Given problem -> Copy each entry below, swapping "Description with numbered items" for "Numbered description" and keeping everything else the same. Leave the pictures out of your copy.

==== Given records ====

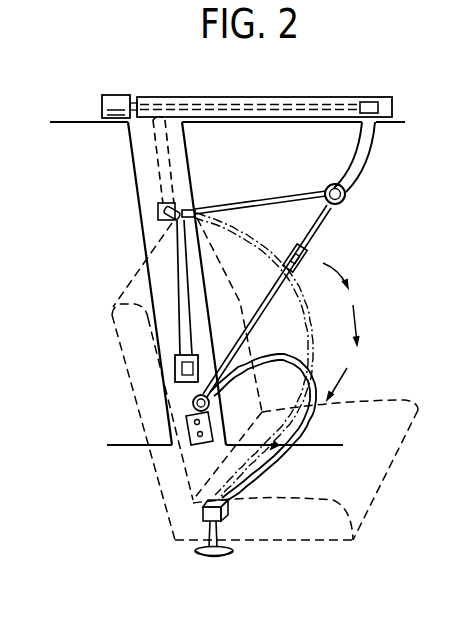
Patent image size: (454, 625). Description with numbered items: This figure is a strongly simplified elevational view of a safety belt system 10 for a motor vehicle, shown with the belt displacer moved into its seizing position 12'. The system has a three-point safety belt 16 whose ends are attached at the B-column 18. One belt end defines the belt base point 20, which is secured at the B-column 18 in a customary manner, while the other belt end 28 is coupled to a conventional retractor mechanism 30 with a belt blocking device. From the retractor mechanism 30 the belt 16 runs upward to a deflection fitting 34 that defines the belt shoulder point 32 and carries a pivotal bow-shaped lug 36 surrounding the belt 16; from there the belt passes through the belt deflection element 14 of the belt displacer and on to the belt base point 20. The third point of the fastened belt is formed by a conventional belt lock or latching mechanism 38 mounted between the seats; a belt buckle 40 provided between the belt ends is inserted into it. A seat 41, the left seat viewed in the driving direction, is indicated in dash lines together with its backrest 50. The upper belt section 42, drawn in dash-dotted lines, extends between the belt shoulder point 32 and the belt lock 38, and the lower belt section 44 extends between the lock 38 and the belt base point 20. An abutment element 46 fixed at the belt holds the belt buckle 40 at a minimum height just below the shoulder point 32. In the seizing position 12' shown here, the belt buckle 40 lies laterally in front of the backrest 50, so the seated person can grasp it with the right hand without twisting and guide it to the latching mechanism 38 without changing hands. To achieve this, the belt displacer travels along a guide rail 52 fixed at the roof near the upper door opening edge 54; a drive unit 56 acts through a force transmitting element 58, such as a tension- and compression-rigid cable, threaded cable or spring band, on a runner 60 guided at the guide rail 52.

The safety belt system 10 is at (343, 88).
The seizing position of the belt displacer 12' is at (382, 157).
The belt deflection element 14 is at (347, 200).
The three-point safety belt 16 is at (319, 240).
The B-column 18 is at (198, 289).
The belt base point 20 is at (182, 410).
The other belt end 28 is at (180, 340).
The retractor mechanism 30 is at (172, 376).
The belt shoulder point 32 is at (158, 225).
The bracket 34 is at (158, 210).
The pivotal bow-shaped lug 36 is at (195, 209).
The belt lock or latching mechanism 38 is at (233, 520).
The belt buckle 40 is at (302, 257).
The seat 41 is at (409, 404).
The upper belt section 42 is at (270, 203).
The lower belt section 44 is at (327, 216).
The abutment element 46 is at (290, 247).
The backrest 50 is at (110, 333).
The guide rail 52 is at (262, 98).
The upper door opening edge 54 is at (248, 123).
The drive unit 56 is at (117, 96).
The force transmitting element 58 is at (191, 103).
The runner 60 is at (378, 100).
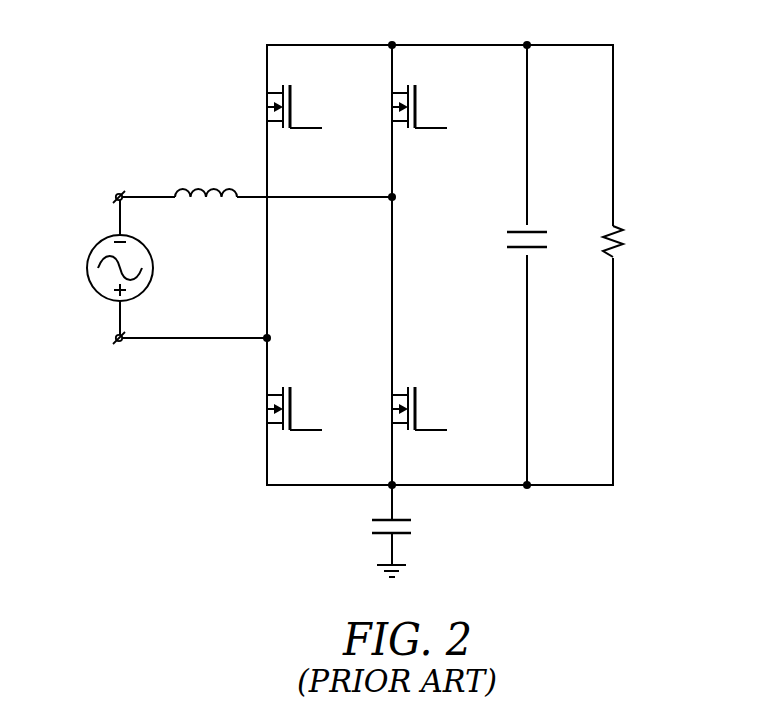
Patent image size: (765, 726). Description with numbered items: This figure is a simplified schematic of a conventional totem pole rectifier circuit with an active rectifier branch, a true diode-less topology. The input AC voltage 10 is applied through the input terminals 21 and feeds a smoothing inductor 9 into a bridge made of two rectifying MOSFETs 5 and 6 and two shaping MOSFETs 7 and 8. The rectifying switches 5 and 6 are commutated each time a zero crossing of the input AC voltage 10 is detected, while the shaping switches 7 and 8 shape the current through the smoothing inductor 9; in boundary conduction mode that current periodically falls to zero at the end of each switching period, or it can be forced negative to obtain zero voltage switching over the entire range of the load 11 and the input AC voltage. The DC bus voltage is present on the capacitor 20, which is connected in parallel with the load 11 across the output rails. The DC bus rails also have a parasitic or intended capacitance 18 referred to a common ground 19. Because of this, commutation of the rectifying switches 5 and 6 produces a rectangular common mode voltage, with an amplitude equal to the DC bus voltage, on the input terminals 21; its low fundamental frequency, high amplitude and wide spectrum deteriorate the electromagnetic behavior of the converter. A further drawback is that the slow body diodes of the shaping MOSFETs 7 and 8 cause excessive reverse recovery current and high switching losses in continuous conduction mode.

The rectifying MOSFET 5 is at (313, 87).
The rectifying MOSFET 6 is at (301, 394).
The shaping MOSFET 7 is at (431, 87).
The shaping MOSFET 8 is at (428, 394).
The smoothing inductor 9 is at (208, 176).
The input AC voltage 10 is at (155, 292).
The load 11 is at (629, 226).
The capacitance 18 is at (420, 526).
The common ground 19 is at (374, 578).
The capacitor 20 is at (513, 226).
The input terminals 21 is at (118, 189).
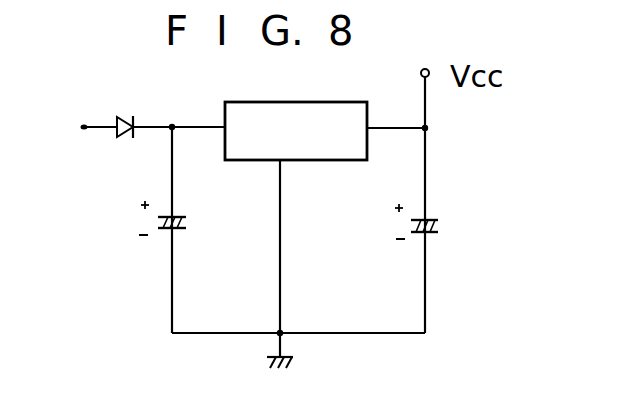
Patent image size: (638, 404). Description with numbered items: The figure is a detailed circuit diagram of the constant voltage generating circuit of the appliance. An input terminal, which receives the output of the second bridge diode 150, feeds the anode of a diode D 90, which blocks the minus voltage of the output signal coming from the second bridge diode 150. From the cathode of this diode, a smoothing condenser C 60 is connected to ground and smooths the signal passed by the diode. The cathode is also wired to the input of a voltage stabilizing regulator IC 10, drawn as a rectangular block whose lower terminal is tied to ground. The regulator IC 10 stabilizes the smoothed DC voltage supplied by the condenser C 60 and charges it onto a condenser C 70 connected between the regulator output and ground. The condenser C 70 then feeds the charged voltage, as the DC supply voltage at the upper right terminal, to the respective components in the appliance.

The second bridge diode 150 is at (87, 147).
The diode 90 is at (165, 108).
The voltage stabilizing regulator 10 is at (325, 131).
The smoothing condenser 60 is at (186, 221).
The condenser 70 is at (441, 225).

====

Result of this exercise ->
Patent image size: (454, 625). Numbered description: This figure is a strongly simplified elevational view of a safety belt system 10 for a motor vehicle, shown with the belt displacer moved into its seizing position 12'. The system has a three-point safety belt 16 whose ends are attached at the B-column 18. One belt end defines the belt base point 20, which is secured at the B-column 18 in a customary manner, while the other belt end 28 is coupled to a conventional retractor mechanism 30 with a belt blocking device. From the retractor mechanism 30 the belt 16 runs upward to a deflection fitting 34 that defines the belt shoulder point 32 and carries a pivotal bow-shaped lug 36 surrounding the belt 16; from there the belt passes through the belt deflection element 14 of the belt displacer and on to the belt base point 20. The third point of the fastened belt is formed by a conventional belt lock or latching mechanism 38 mounted between the seats; a belt buckle 40 provided between the belt ends is inserted into it. A seat 41, the left seat viewed in the driving direction, is indicated in dash lines together with its backrest 50. The upper belt section 42, drawn in dash-dotted lines, extends between the belt shoulder point 32 and the belt lock 38, and the lower belt section 44 extends between the lock 38 and the belt base point 20. An abutment element 46 fixed at the belt holds the belt buckle 40 at a minimum height just below the shoulder point 32. In the seizing position 12' shown here, the belt buckle 40 lies laterally in front of the backrest 50, so the seated person can grasp it with the right hand without twisting and guide it to the latching mechanism 38 without changing hands. To achieve this, the belt displacer travels along a guide rail 52 fixed at the roof near the upper door opening edge 54; a drive unit 56 acts through a force transmitting element 58, such as a tension- and compression-rigid cable, threaded cable or spring band, on a runner 60 guided at the guide rail 52.

The safety belt system 10 is at (343, 88).
The seizing position of the belt displacer 12' is at (382, 157).
The belt deflection element 14 is at (347, 200).
The three-point safety belt 16 is at (319, 240).
The B-column 18 is at (198, 289).
The belt base point 20 is at (182, 410).
The other belt end 28 is at (180, 340).
The retractor mechanism 30 is at (172, 376).
The belt shoulder point 32 is at (158, 225).
The bracket 34 is at (158, 210).
The pivotal bow-shaped lug 36 is at (195, 209).
The belt lock or latching mechanism 38 is at (233, 520).
The belt buckle 40 is at (302, 257).
The seat 41 is at (409, 404).
The upper belt section 42 is at (270, 203).
The lower belt section 44 is at (327, 216).
The abutment element 46 is at (290, 247).
The backrest 50 is at (110, 333).
The guide rail 52 is at (262, 98).
The upper door opening edge 54 is at (248, 123).
The drive unit 56 is at (117, 96).
The force transmitting element 58 is at (191, 103).
The runner 60 is at (378, 100).
Patent image size: (765, 726). Numbered description: This figure is a simplified schematic of a conventional totem pole rectifier circuit with an active rectifier branch, a true diode-less topology. The input AC voltage 10 is applied through the input terminals 21 and feeds a smoothing inductor 9 into a bridge made of two rectifying MOSFETs 5 and 6 and two shaping MOSFETs 7 and 8. The rectifying switches 5 and 6 are commutated each time a zero crossing of the input AC voltage 10 is detected, while the shaping switches 7 and 8 shape the current through the smoothing inductor 9; in boundary conduction mode that current periodically falls to zero at the end of each switching period, or it can be forced negative to obtain zero voltage switching over the entire range of the load 11 and the input AC voltage. The DC bus voltage is present on the capacitor 20, which is connected in parallel with the load 11 across the output rails. The DC bus rails also have a parasitic or intended capacitance 18 referred to a common ground 19. Because of this, commutation of the rectifying switches 5 and 6 produces a rectangular common mode voltage, with an amplitude equal to the DC bus voltage, on the input terminals 21; its low fundamental frequency, high amplitude and wide spectrum deteriorate the electromagnetic behavior of the converter. A further drawback is that the slow body diodes of the shaping MOSFETs 7 and 8 cause excessive reverse recovery current and high switching losses in continuous conduction mode.

The rectifying MOSFET 5 is at (313, 87).
The rectifying MOSFET 6 is at (301, 394).
The shaping MOSFET 7 is at (431, 87).
The shaping MOSFET 8 is at (428, 394).
The smoothing inductor 9 is at (208, 176).
The input AC voltage 10 is at (155, 292).
The load 11 is at (629, 226).
The capacitance 18 is at (420, 526).
The common ground 19 is at (374, 578).
The capacitor 20 is at (513, 226).
The input terminals 21 is at (118, 189).
Patent image size: (638, 404). Numbered description: The figure is a detailed circuit diagram of the constant voltage generating circuit of the appliance. An input terminal, which receives the output of the second bridge diode 150, feeds the anode of a diode D 90, which blocks the minus voltage of the output signal coming from the second bridge diode 150. From the cathode of this diode, a smoothing condenser C 60 is connected to ground and smooths the signal passed by the diode. The cathode is also wired to the input of a voltage stabilizing regulator IC 10, drawn as a rectangular block whose lower terminal is tied to ground. The regulator IC 10 stabilizes the smoothed DC voltage supplied by the condenser C 60 and charges it onto a condenser C 70 connected between the regulator output and ground. The condenser C 70 then feeds the charged voltage, as the DC supply voltage at the upper right terminal, to the respective components in the appliance.

The second bridge diode 150 is at (87, 147).
The diode 90 is at (165, 108).
The voltage stabilizing regulator 10 is at (325, 131).
The smoothing condenser 60 is at (186, 221).
The condenser 70 is at (441, 225).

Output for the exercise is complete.